**ENTRIES PROVIDED:**
####
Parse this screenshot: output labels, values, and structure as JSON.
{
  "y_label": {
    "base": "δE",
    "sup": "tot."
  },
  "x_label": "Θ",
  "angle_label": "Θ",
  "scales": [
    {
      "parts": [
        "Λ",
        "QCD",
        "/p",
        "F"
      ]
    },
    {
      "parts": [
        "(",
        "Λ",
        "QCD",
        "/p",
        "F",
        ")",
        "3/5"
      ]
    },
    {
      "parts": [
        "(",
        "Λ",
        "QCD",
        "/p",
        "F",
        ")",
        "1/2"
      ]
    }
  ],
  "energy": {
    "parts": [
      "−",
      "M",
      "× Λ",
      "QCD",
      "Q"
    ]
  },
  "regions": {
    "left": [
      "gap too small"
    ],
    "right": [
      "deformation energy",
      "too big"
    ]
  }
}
####
**DIRECTIONS FOR THIS TASK:**
Write the material out again in its entirety, exactly as shown.

**FINAL RESULT:**
Parse this screenshot: output labels, values, and structure as JSON.
{
  "y_label": {
    "base": "δE",
    "sup": "tot."
  },
  "x_label": "Θ",
  "angle_label": "Θ",
  "scales": [
    {
      "parts": [
        "Λ",
        "QCD",
        "/p",
        "F"
      ]
    },
    {
      "parts": [
        "(",
        "Λ",
        "QCD",
        "/p",
        "F",
        ")",
        "3/5"
      ]
    },
    {
      "parts": [
        "(",
        "Λ",
        "QCD",
        "/p",
        "F",
        ")",
        "1/2"
      ]
    }
  ],
  "energy": {
    "parts": [
      "−",
      "M",
      "× Λ",
      "QCD",
      "Q"
    ]
  },
  "regions": {
    "left": [
      "gap too small"
    ],
    "right": [
      "deformation energy",
      "too big"
    ]
  }
}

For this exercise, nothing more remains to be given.